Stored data
━━━━

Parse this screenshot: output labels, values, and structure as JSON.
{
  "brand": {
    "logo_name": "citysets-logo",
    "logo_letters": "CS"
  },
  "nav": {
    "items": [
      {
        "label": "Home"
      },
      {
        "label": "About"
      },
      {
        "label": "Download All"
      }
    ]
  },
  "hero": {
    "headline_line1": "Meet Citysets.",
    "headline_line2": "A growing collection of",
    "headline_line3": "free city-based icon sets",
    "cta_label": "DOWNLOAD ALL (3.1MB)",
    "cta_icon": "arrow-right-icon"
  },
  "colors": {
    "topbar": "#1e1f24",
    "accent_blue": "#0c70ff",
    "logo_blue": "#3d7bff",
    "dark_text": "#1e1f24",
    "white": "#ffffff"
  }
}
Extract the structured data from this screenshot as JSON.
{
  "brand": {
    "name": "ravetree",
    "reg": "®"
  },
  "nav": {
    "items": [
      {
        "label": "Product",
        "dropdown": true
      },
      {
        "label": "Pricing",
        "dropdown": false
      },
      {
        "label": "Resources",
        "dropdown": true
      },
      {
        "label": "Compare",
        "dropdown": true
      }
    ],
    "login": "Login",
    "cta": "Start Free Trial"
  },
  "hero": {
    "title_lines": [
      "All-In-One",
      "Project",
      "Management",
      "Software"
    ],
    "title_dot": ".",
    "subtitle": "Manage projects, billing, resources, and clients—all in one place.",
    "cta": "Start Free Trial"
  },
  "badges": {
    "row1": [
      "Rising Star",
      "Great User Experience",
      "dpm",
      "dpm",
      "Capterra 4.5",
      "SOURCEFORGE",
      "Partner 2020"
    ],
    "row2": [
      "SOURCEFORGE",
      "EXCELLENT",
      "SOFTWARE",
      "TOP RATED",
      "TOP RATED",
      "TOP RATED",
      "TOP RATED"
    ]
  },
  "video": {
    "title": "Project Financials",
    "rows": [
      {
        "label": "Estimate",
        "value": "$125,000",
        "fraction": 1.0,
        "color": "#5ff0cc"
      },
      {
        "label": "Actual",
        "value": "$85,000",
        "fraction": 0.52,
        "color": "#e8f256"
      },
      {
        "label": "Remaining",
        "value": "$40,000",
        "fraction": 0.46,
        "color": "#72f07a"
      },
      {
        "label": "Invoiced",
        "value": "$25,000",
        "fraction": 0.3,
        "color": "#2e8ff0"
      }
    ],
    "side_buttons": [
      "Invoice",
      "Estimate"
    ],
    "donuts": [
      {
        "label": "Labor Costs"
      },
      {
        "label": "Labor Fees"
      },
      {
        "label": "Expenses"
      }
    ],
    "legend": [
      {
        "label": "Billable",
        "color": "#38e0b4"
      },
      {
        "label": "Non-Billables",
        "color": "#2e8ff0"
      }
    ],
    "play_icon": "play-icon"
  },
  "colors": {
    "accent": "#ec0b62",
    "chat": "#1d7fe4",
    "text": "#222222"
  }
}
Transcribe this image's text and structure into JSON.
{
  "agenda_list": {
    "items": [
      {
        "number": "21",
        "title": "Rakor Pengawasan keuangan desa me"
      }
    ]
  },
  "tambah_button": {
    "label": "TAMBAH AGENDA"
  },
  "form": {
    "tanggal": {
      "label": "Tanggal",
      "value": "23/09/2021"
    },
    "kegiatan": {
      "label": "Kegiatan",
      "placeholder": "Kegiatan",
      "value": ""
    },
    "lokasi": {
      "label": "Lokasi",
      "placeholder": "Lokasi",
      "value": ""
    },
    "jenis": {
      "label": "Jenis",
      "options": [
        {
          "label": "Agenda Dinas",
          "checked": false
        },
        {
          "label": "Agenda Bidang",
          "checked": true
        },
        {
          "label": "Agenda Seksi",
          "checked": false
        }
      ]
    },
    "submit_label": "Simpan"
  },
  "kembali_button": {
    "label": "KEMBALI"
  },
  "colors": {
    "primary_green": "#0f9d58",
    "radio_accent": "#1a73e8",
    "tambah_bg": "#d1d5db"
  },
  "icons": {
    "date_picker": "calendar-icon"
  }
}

━━━━

— Task brief —
Print every entry exactly as written.

— Result of this exercise —
Parse this screenshot: output labels, values, and structure as JSON.
{
  "brand": {
    "logo_name": "citysets-logo",
    "logo_letters": "CS"
  },
  "nav": {
    "items": [
      {
        "label": "Home"
      },
      {
        "label": "About"
      },
      {
        "label": "Download All"
      }
    ]
  },
  "hero": {
    "headline_line1": "Meet Citysets.",
    "headline_line2": "A growing collection of",
    "headline_line3": "free city-based icon sets",
    "cta_label": "DOWNLOAD ALL (3.1MB)",
    "cta_icon": "arrow-right-icon"
  },
  "colors": {
    "topbar": "#1e1f24",
    "accent_blue": "#0c70ff",
    "logo_blue": "#3d7bff",
    "dark_text": "#1e1f24",
    "white": "#ffffff"
  }
}
Extract the structured data from this screenshot as JSON.
{
  "brand": {
    "name": "ravetree",
    "reg": "®"
  },
  "nav": {
    "items": [
      {
        "label": "Product",
        "dropdown": true
      },
      {
        "label": "Pricing",
        "dropdown": false
      },
      {
        "label": "Resources",
        "dropdown": true
      },
      {
        "label": "Compare",
        "dropdown": true
      }
    ],
    "login": "Login",
    "cta": "Start Free Trial"
  },
  "hero": {
    "title_lines": [
      "All-In-One",
      "Project",
      "Management",
      "Software"
    ],
    "title_dot": ".",
    "subtitle": "Manage projects, billing, resources, and clients—all in one place.",
    "cta": "Start Free Trial"
  },
  "badges": {
    "row1": [
      "Rising Star",
      "Great User Experience",
      "dpm",
      "dpm",
      "Capterra 4.5",
      "SOURCEFORGE",
      "Partner 2020"
    ],
    "row2": [
      "SOURCEFORGE",
      "EXCELLENT",
      "SOFTWARE",
      "TOP RATED",
      "TOP RATED",
      "TOP RATED",
      "TOP RATED"
    ]
  },
  "video": {
    "title": "Project Financials",
    "rows": [
      {
        "label": "Estimate",
        "value": "$125,000",
        "fraction": 1.0,
        "color": "#5ff0cc"
      },
      {
        "label": "Actual",
        "value": "$85,000",
        "fraction": 0.52,
        "color": "#e8f256"
      },
      {
        "label": "Remaining",
        "value": "$40,000",
        "fraction": 0.46,
        "color": "#72f07a"
      },
      {
        "label": "Invoiced",
        "value": "$25,000",
        "fraction": 0.3,
        "color": "#2e8ff0"
      }
    ],
    "side_buttons": [
      "Invoice",
      "Estimate"
    ],
    "donuts": [
      {
        "label": "Labor Costs"
      },
      {
        "label": "Labor Fees"
      },
      {
        "label": "Expenses"
      }
    ],
    "legend": [
      {
        "label": "Billable",
        "color": "#38e0b4"
      },
      {
        "label": "Non-Billables",
        "color": "#2e8ff0"
      }
    ],
    "play_icon": "play-icon"
  },
  "colors": {
    "accent": "#ec0b62",
    "chat": "#1d7fe4",
    "text": "#222222"
  }
}
Transcribe this image's text and structure into JSON.
{
  "agenda_list": {
    "items": [
      {
        "number": "21",
        "title": "Rakor Pengawasan keuangan desa me"
      }
    ]
  },
  "tambah_button": {
    "label": "TAMBAH AGENDA"
  },
  "form": {
    "tanggal": {
      "label": "Tanggal",
      "value": "23/09/2021"
    },
    "kegiatan": {
      "label": "Kegiatan",
      "placeholder": "Kegiatan",
      "value": ""
    },
    "lokasi": {
      "label": "Lokasi",
      "placeholder": "Lokasi",
      "value": ""
    },
    "jenis": {
      "label": "Jenis",
      "options": [
        {
          "label": "Agenda Dinas",
          "checked": false
        },
        {
          "label": "Agenda Bidang",
          "checked": true
        },
        {
          "label": "Agenda Seksi",
          "checked": false
        }
      ]
    },
    "submit_label": "Simpan"
  },
  "kembali_button": {
    "label": "KEMBALI"
  },
  "colors": {
    "primary_green": "#0f9d58",
    "radio_accent": "#1a73e8",
    "tambah_bg": "#d1d5db"
  },
  "icons": {
    "date_picker": "calendar-icon"
  }
}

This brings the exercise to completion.